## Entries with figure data

-------

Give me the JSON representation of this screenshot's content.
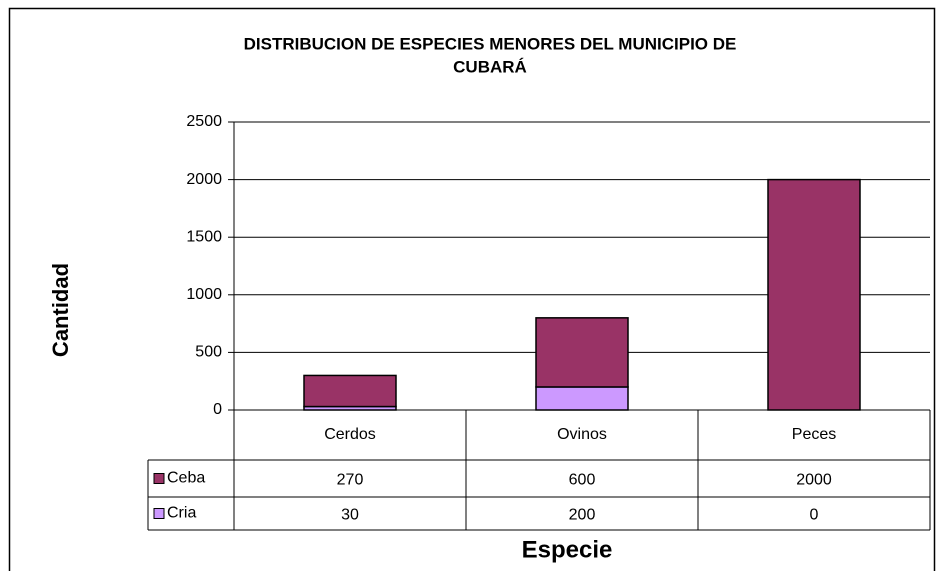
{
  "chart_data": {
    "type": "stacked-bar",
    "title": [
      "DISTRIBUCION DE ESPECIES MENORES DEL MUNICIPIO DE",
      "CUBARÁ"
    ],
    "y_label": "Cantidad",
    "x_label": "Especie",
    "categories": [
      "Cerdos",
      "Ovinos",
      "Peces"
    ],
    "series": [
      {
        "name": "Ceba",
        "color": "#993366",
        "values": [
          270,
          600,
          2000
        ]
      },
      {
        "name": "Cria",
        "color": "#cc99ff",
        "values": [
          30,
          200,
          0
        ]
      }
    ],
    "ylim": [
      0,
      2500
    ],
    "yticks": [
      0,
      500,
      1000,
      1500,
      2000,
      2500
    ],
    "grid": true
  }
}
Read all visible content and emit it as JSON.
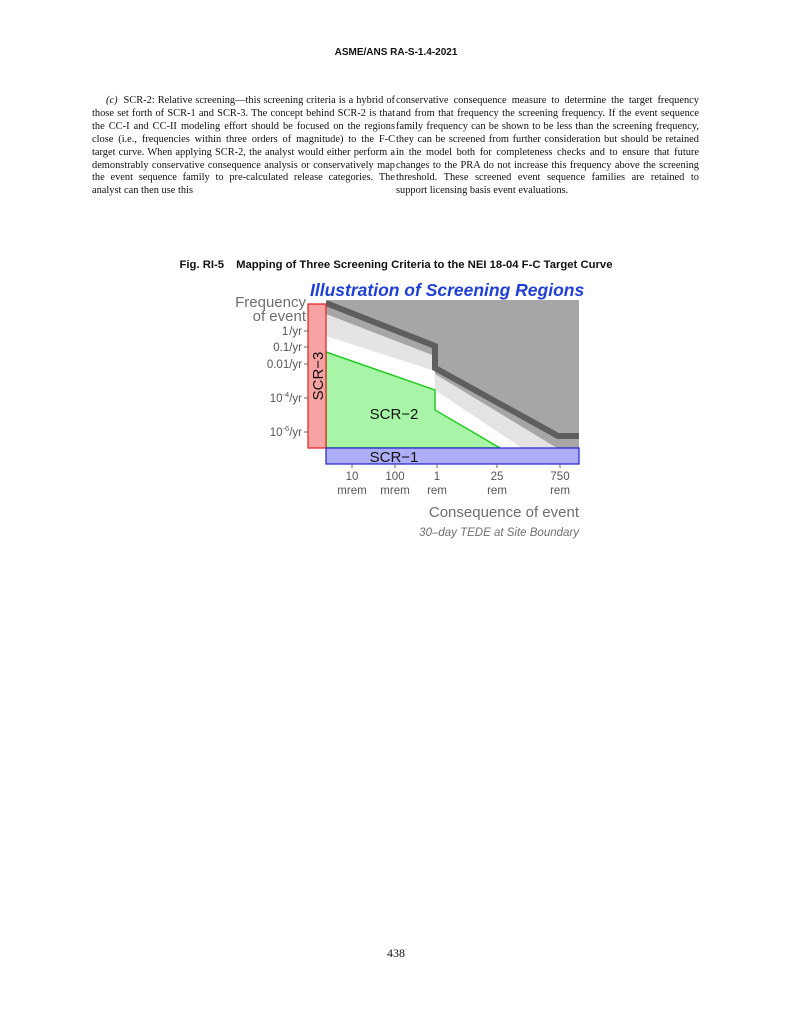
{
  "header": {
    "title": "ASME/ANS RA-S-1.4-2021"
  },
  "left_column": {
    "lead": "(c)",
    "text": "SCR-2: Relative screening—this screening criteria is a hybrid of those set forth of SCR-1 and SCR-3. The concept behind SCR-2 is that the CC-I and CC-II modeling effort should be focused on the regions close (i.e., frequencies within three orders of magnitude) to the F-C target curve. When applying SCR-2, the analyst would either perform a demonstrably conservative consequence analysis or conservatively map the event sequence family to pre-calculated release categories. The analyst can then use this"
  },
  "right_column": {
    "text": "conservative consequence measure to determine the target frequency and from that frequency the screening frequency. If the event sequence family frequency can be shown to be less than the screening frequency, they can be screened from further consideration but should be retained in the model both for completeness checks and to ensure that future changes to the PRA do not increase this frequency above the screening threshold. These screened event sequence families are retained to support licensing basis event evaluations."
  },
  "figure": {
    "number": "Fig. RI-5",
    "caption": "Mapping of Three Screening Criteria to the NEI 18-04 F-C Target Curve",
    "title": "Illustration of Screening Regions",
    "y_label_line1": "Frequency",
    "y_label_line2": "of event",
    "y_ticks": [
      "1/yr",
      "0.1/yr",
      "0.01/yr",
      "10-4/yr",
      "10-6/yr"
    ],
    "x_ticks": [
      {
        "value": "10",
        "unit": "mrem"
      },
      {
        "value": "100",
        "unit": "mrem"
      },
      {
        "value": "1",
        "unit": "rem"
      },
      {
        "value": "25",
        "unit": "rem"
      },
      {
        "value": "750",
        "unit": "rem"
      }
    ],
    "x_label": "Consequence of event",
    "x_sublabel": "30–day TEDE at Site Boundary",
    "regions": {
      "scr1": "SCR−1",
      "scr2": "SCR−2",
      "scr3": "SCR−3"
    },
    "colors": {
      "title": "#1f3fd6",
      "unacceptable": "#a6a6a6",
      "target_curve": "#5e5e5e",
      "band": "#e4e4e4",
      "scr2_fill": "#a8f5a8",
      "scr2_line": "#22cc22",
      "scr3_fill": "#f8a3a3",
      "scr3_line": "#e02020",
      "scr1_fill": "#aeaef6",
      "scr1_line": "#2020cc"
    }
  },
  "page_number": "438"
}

-------

## Written problem
Reply with one number only: how many lines of the listing hold "categories"?

## Result of this task
2